SET EXERCISE - Count every line that holds the string "Sign", then give that number alone.

DATASET CONTENT -

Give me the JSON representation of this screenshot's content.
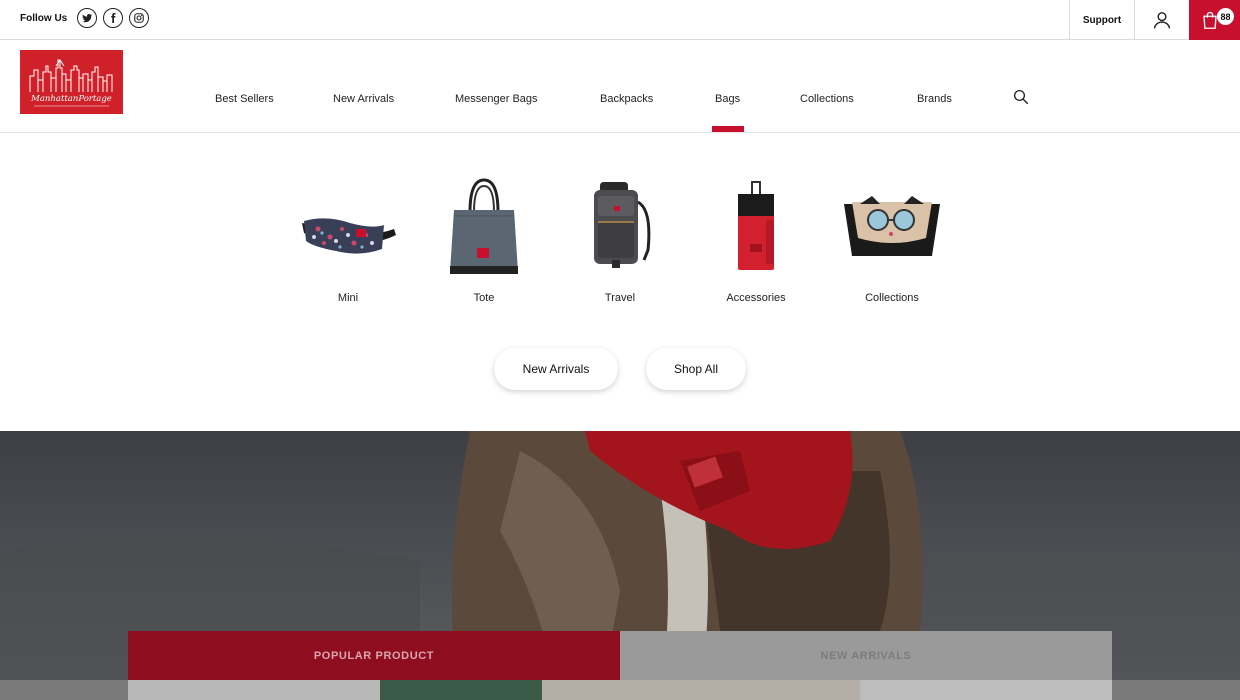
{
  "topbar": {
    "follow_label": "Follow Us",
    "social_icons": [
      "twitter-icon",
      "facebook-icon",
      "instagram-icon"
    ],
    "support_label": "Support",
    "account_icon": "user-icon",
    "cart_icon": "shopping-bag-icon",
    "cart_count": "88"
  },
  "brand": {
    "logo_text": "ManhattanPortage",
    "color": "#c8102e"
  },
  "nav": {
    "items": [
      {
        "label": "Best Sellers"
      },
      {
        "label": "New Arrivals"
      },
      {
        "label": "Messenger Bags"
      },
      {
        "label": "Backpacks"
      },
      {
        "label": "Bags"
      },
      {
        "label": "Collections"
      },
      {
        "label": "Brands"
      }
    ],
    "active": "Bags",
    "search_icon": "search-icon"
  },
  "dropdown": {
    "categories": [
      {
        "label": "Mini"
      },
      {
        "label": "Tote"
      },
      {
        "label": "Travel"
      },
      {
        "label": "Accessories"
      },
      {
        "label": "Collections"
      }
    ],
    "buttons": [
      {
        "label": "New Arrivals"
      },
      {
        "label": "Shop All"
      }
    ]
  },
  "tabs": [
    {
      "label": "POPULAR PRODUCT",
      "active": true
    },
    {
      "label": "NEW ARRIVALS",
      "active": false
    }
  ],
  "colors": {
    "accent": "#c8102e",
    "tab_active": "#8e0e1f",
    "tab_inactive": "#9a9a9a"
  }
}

...

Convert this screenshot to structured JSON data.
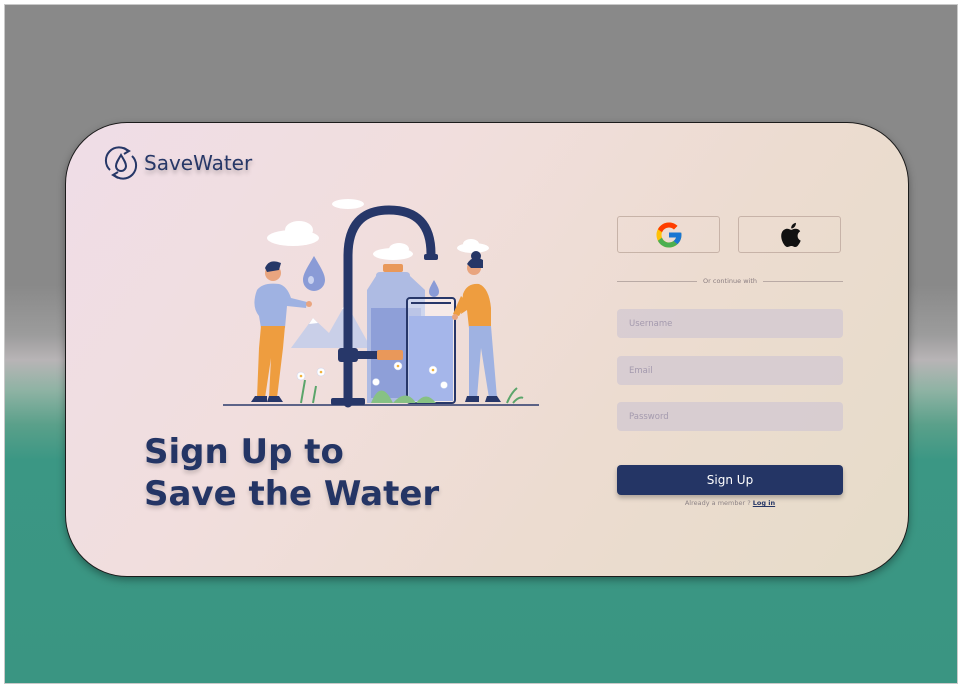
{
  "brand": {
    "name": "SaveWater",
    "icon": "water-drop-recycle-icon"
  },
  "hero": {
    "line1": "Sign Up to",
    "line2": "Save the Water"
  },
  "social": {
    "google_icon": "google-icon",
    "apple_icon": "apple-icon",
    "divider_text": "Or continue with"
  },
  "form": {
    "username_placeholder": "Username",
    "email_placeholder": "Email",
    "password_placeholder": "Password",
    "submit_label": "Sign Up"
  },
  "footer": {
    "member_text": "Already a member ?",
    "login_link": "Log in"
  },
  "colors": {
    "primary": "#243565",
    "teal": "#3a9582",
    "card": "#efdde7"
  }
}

RESPONSE - 2